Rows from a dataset
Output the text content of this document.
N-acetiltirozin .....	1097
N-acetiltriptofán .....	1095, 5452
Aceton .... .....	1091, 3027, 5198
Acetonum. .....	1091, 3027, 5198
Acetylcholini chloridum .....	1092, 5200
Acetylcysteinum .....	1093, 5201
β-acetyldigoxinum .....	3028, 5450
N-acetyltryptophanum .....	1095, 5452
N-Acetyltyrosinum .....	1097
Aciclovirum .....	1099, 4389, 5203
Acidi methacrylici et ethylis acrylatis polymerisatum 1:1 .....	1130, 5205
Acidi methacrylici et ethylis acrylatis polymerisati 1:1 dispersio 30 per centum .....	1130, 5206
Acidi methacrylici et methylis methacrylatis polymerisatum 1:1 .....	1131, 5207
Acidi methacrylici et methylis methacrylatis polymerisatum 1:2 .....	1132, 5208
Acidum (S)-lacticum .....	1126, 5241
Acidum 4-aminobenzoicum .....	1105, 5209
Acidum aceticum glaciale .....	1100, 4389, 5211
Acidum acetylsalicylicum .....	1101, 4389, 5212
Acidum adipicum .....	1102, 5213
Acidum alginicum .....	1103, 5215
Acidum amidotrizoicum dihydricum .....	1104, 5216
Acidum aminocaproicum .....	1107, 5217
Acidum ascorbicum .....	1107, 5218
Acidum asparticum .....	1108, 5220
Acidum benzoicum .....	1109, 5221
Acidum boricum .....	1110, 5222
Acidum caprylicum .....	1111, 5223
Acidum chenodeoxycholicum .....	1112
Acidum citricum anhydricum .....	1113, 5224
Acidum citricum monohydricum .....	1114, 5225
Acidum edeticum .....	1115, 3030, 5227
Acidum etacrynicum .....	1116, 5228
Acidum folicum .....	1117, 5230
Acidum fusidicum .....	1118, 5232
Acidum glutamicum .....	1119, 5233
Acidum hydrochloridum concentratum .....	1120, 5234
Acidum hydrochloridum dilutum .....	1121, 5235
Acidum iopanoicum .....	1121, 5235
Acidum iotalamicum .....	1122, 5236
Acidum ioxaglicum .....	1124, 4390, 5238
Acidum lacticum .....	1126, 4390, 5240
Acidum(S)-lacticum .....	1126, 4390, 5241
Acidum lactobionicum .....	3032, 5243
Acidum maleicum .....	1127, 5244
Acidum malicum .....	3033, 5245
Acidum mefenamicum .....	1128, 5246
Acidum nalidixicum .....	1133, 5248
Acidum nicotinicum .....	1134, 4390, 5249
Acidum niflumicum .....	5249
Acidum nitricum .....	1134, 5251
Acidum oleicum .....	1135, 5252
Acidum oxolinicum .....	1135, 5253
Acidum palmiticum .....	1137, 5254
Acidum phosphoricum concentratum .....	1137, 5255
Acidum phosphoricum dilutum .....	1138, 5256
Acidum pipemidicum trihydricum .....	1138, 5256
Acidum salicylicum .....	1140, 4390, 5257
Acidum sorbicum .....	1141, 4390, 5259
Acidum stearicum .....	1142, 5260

:: Your objective ::
Copy the material above back out, exactly as written.

:: Result ::
Output the text content of this document.
N-acetiltirozin .....	1097
N-acetiltriptofán .....	1095, 5452
Aceton .... .....	1091, 3027, 5198
Acetonum. .....	1091, 3027, 5198
Acetylcholini chloridum .....	1092, 5200
Acetylcysteinum .....	1093, 5201
β-acetyldigoxinum .....	3028, 5450
N-acetyltryptophanum .....	1095, 5452
N-Acetyltyrosinum .....	1097
Aciclovirum .....	1099, 4389, 5203
Acidi methacrylici et ethylis acrylatis polymerisatum 1:1 .....	1130, 5205
Acidi methacrylici et ethylis acrylatis polymerisati 1:1 dispersio 30 per centum .....	1130, 5206
Acidi methacrylici et methylis methacrylatis polymerisatum 1:1 .....	1131, 5207
Acidi methacrylici et methylis methacrylatis polymerisatum 1:2 .....	1132, 5208
Acidum (S)-lacticum .....	1126, 5241
Acidum 4-aminobenzoicum .....	1105, 5209
Acidum aceticum glaciale .....	1100, 4389, 5211
Acidum acetylsalicylicum .....	1101, 4389, 5212
Acidum adipicum .....	1102, 5213
Acidum alginicum .....	1103, 5215
Acidum amidotrizoicum dihydricum .....	1104, 5216
Acidum aminocaproicum .....	1107, 5217
Acidum ascorbicum .....	1107, 5218
Acidum asparticum .....	1108, 5220
Acidum benzoicum .....	1109, 5221
Acidum boricum .....	1110, 5222
Acidum caprylicum .....	1111, 5223
Acidum chenodeoxycholicum .....	1112
Acidum citricum anhydricum .....	1113, 5224
Acidum citricum monohydricum .....	1114, 5225
Acidum edeticum .....	1115, 3030, 5227
Acidum etacrynicum .....	1116, 5228
Acidum folicum .....	1117, 5230
Acidum fusidicum .....	1118, 5232
Acidum glutamicum .....	1119, 5233
Acidum hydrochloridum concentratum .....	1120, 5234
Acidum hydrochloridum dilutum .....	1121, 5235
Acidum iopanoicum .....	1121, 5235
Acidum iotalamicum .....	1122, 5236
Acidum ioxaglicum .....	1124, 4390, 5238
Acidum lacticum .....	1126, 4390, 5240
Acidum(S)-lacticum .....	1126, 4390, 5241
Acidum lactobionicum .....	3032, 5243
Acidum maleicum .....	1127, 5244
Acidum malicum .....	3033, 5245
Acidum mefenamicum .....	1128, 5246
Acidum nalidixicum .....	1133, 5248
Acidum nicotinicum .....	1134, 4390, 5249
Acidum niflumicum .....	5249
Acidum nitricum .....	1134, 5251
Acidum oleicum .....	1135, 5252
Acidum oxolinicum .....	1135, 5253
Acidum palmiticum .....	1137, 5254
Acidum phosphoricum concentratum .....	1137, 5255
Acidum phosphoricum dilutum .....	1138, 5256
Acidum pipemidicum trihydricum .....	1138, 5256
Acidum salicylicum .....	1140, 4390, 5257
Acidum sorbicum .....	1141, 4390, 5259
Acidum stearicum .....	1142, 5260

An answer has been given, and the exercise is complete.